** begin Data supplied **

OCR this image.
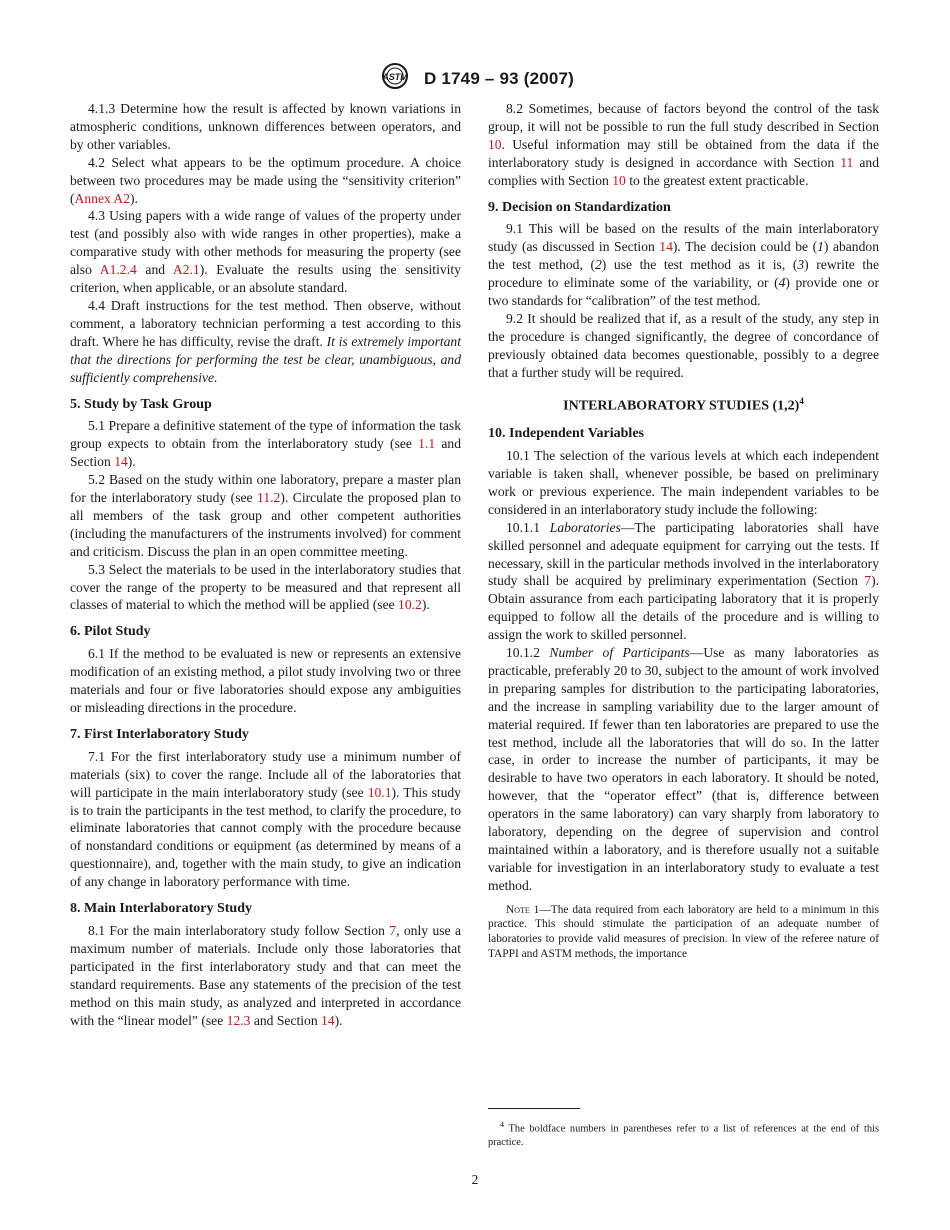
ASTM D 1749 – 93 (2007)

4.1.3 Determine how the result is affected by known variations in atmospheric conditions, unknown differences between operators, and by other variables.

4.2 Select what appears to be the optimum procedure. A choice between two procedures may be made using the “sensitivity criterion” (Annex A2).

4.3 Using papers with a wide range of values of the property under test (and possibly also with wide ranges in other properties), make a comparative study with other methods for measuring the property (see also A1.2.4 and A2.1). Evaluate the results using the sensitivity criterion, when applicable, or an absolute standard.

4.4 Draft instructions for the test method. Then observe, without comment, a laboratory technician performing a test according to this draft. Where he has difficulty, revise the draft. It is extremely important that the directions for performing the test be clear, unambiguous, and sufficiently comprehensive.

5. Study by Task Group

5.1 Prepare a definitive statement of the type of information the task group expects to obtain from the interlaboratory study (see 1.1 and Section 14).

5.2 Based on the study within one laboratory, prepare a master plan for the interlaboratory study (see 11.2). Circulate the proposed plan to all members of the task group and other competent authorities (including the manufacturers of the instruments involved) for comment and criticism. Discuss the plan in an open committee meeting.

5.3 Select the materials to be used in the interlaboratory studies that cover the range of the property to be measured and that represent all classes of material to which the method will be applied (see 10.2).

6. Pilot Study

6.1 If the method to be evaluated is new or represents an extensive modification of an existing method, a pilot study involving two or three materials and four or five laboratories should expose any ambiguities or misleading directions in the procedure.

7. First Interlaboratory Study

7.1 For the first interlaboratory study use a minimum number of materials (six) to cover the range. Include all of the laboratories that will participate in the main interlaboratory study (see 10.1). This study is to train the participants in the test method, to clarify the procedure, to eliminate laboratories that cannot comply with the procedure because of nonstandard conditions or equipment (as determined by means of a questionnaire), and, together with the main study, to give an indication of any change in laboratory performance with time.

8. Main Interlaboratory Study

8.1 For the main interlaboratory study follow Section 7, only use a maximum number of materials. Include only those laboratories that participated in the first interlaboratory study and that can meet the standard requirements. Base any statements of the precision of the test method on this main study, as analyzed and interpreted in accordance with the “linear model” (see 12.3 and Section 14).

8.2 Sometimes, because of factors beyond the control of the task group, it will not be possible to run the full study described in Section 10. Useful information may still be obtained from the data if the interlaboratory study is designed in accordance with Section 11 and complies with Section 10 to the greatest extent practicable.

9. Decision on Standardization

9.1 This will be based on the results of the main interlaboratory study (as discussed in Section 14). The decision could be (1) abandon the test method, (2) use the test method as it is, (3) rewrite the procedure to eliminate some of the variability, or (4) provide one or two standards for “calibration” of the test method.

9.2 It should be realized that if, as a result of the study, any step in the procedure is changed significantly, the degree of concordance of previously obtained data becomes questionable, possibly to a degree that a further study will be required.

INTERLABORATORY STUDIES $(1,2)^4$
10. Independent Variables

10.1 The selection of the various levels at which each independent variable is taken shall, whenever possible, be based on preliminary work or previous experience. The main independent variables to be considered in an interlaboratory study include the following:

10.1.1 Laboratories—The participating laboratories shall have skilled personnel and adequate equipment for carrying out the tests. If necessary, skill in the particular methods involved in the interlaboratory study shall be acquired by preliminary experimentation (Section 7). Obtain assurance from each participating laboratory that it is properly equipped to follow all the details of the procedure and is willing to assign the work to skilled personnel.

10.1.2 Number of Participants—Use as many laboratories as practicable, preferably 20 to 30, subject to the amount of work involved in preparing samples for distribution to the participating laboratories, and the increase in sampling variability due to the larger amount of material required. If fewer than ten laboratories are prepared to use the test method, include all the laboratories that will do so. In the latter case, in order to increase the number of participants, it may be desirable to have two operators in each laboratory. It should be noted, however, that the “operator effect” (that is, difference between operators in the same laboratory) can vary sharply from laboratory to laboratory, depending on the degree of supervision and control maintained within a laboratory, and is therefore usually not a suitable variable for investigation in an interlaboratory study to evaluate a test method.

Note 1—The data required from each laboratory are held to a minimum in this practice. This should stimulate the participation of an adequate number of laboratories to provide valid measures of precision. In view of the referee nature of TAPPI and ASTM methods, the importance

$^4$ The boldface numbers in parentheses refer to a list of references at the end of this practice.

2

** end Data supplied **

_Task description_
Count how many lines above contain the word "criterion". Reply with the number alone.

_Result below_
2